##### Data to process #####

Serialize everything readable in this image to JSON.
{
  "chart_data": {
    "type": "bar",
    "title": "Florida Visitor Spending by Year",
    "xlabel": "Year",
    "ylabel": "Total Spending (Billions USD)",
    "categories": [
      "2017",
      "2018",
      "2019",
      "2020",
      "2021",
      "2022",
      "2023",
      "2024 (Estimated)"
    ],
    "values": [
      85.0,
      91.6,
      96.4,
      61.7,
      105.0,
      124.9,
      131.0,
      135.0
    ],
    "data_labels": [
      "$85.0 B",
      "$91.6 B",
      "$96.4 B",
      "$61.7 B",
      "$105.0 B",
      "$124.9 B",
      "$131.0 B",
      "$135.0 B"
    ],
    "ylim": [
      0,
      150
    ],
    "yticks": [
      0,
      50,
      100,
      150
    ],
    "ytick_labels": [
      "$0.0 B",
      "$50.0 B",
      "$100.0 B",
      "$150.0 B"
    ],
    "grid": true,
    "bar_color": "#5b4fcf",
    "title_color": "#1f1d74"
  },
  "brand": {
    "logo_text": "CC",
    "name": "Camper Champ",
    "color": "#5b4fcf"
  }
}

#####

What you have to do ::
Copy out each line in the listing that has the word "Year".

Task answer ::
    "title": "Florida Visitor Spending by Year",
    "xlabel": "Year",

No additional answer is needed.